> [What you need to do]:
1) In the Vista article, who reports the story being quoted, and for which news service?
2) Quote the Vista article word for word, starting at "102 Comments" and ending at "notebooks at him.".

> [Page excerpt]:
-=-=-=-=-
Microsoft CEO Ballmer says Windows Vista ‘a work in progress’

“As PC users clamor for Microsoft to continue to support Windows XP, company CEO Steve Ballmer called the Vista OS ‘a work in progress’ at an annual Seattle event on Thursday,” Nancy Gohring reports for IDG News Service.

“‘It’s a very important piece of work. We did a lot of things right and have a lot of things we need to learn from. You never want to let five years go between releases,’ he said,” Gohring reports.

“While Microsoft recently extended the date when the XP software will be available for low-cost PCs, it doesn’t plan to listen to some other complaints, including that Vista is too big. ‘Vista is bigger than XP and it’s gonna stay bigger than XP,” Ballmer said. “We have to make sure it doesn’t get bigger still,'” Gohring reports.

Full article here.

MacDailyNews Take: There’s nothing new here; everyone knows that Microsoft’s been turtling Vista for years.

102 Comments

  1. Putting all the ‘Microsoft sucks’ talk aside for a moment, Vista is the first major release of Windows in almost a decade, and it’s a ‘work in progress’? What the hell is that? Any major software release has some bugs, but a ‘work in progress’?

  2. @ Macaday

    There’s no way he’ll last that long. One more hose-job like Vista and I think shareholders might finally come to life and boot the guy out. Either that, or the angry mod at the gates will carry him off in chains and hang him from the 520 bridge and hurl Vista Capable™ notebooks at him.

  3. @ ChrissyOne

    “There’s no way he’ll last that long. One more hose-job like Vista and I think shareholders might finally come to life …”

    That’s exactly why he’ll last at least that long, Windows 7 will be the hose-job, and it will take at least 7 years to be released. So Ballmer has 7 more.
    Go Ballmer – you can do it!

  4. When Jobs says that AppleTV is a ‘hobby,’ that means that it will evolve into something much bigger in a couple of years. When Ballmer says that Vista is a ‘work in progress,’ that means that you might as well resign yourself to years of patches in a vain hope that Windows 7 will cure everything…or get a Mac.

  5. And on a serious note…

    There are 4,000 Microsoft MVPs around the world, and nearly 1,800 of them gathered in Seattle this week for an annual summit. MVPs are technology experts who provide feedback to Microsoft about its products — Ballmer said they are his favorite group to address.

    Of course they’re his favourite group: they’re indoctrinated and won’t ask awkward questions.

    It’s no different to the current President or any of prospective candidates, who only appear in front of screened audiences.
-=-=-=-=-
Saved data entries
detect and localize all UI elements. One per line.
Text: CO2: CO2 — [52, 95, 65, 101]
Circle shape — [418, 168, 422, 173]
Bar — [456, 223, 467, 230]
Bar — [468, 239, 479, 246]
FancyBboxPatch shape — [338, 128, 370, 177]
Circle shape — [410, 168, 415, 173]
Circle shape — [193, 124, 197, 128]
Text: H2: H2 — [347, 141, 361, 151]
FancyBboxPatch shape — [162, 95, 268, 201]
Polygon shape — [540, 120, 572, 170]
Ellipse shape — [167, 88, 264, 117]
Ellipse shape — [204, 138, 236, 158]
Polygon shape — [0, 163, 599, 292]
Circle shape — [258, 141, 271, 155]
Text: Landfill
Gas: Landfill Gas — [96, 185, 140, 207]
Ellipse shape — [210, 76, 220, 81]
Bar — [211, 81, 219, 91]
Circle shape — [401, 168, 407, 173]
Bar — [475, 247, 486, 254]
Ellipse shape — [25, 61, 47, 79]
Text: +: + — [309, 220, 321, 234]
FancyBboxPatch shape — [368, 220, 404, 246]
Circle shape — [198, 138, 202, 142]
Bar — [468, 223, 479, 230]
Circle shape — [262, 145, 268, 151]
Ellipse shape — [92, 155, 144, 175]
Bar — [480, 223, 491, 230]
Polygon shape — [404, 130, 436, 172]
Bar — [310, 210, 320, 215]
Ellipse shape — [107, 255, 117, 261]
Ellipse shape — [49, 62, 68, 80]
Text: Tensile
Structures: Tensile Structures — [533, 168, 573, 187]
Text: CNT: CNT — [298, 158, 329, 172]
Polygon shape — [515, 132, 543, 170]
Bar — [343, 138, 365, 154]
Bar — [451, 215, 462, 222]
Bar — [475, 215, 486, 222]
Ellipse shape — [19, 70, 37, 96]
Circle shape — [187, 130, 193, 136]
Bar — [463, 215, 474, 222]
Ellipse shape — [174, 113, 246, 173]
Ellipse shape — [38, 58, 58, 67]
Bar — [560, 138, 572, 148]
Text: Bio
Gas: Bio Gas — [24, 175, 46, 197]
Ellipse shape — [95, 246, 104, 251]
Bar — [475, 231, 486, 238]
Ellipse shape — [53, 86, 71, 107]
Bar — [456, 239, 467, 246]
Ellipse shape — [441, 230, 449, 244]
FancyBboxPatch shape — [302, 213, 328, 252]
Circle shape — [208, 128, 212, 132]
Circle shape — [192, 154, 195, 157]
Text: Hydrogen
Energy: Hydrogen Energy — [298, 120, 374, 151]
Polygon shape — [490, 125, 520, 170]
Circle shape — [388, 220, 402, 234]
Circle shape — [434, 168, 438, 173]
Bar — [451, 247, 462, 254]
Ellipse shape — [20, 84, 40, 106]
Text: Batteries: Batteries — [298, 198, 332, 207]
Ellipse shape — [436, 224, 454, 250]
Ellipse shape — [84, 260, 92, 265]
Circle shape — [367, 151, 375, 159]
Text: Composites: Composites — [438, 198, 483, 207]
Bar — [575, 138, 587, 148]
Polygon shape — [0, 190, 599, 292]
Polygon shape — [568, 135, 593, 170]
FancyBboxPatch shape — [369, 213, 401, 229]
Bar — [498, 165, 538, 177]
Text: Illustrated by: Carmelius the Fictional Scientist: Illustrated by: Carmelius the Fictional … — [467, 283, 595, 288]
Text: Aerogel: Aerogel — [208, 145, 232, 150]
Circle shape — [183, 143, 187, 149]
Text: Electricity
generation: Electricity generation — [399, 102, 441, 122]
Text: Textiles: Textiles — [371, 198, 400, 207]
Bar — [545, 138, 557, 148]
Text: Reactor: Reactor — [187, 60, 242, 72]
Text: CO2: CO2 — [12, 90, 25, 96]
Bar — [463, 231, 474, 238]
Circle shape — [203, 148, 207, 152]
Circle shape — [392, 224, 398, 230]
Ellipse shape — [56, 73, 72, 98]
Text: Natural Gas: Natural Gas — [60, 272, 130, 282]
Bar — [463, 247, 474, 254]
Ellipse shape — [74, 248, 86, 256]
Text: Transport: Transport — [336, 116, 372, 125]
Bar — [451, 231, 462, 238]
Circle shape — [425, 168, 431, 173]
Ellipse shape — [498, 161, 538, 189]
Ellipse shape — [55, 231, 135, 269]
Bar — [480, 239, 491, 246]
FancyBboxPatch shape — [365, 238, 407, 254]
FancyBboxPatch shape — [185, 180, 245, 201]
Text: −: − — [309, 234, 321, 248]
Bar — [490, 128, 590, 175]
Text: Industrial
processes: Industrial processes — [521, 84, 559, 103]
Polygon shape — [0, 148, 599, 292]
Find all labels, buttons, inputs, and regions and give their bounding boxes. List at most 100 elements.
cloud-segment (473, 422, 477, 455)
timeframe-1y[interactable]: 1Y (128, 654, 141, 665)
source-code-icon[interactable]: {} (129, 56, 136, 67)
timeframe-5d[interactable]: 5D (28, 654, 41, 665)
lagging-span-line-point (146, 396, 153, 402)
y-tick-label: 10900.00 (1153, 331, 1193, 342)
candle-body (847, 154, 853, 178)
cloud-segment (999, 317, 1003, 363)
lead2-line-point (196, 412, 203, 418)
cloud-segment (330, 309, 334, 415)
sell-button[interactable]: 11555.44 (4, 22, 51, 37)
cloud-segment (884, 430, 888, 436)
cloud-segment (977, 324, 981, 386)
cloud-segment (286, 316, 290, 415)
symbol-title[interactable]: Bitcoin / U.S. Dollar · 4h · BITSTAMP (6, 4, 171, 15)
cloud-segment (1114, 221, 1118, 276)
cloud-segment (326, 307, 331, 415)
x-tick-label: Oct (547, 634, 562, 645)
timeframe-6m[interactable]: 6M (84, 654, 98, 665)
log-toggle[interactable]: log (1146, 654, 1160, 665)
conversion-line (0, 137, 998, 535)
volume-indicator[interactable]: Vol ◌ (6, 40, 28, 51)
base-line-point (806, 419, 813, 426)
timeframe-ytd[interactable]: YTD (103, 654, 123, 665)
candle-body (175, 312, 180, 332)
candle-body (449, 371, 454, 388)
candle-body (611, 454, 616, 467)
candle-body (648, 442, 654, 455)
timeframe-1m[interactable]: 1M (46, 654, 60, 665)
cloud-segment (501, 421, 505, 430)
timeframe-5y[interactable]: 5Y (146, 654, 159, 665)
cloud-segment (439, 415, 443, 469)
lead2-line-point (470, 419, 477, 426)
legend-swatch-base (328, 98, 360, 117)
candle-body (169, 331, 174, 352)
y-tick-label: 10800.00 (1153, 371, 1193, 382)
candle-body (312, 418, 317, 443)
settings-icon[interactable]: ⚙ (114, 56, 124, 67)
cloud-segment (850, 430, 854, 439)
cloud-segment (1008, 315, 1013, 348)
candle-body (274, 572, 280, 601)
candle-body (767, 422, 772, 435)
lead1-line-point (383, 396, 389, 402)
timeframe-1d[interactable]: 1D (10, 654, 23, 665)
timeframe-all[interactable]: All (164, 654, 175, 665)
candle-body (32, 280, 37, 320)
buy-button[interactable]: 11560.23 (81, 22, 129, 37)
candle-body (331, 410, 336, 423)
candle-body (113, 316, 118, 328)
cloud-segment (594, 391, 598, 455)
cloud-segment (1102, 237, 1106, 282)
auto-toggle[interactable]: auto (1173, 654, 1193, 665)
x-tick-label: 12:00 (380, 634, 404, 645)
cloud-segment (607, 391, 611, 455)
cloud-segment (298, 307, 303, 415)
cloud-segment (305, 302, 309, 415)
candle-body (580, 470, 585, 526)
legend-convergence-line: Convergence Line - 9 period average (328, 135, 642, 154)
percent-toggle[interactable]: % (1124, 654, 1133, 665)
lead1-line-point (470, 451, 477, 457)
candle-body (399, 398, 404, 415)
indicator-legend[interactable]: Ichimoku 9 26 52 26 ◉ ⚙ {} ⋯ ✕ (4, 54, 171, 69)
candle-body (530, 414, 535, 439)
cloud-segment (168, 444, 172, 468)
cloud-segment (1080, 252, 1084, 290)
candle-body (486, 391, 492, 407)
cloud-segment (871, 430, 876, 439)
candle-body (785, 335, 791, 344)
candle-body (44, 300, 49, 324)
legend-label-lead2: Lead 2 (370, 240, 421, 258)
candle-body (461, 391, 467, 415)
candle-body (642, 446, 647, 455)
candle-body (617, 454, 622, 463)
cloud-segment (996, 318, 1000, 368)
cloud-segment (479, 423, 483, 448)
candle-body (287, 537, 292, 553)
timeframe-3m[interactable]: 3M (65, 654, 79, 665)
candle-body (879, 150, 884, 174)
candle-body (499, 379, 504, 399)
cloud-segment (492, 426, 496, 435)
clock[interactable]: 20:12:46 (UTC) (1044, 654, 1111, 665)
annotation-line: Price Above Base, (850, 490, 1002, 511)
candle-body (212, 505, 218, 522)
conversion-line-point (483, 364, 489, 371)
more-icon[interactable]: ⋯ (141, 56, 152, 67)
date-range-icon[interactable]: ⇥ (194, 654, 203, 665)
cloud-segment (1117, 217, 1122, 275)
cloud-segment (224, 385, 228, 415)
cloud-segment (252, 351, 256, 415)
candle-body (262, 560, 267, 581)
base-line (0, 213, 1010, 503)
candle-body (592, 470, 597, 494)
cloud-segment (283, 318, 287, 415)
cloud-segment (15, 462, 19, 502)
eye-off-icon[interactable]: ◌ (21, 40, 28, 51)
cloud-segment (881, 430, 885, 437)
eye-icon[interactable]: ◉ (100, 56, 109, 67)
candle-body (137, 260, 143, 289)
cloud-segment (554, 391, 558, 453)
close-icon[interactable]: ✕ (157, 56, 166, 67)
-=-=-=-=-
> [Responses to the exercise]:
1) Nancy Gohring reports it for IDG News Service.

2)
102 Comments

  1. Putting all the ‘Microsoft sucks’ talk aside for a moment, Vista is the first major release of Windows in almost a decade, and it’s a ‘work in progress’? What the hell is that? Any major software release has some bugs, but a ‘work in progress’?

  2. @ Macaday

    There’s no way he’ll last that long. One more hose-job like Vista and I think shareholders might finally come to life and boot the guy out. Either that, or the angry mod at the gates will carry him off in chains and hang him from the 520 bridge and hurl Vista Capable™ notebooks at him.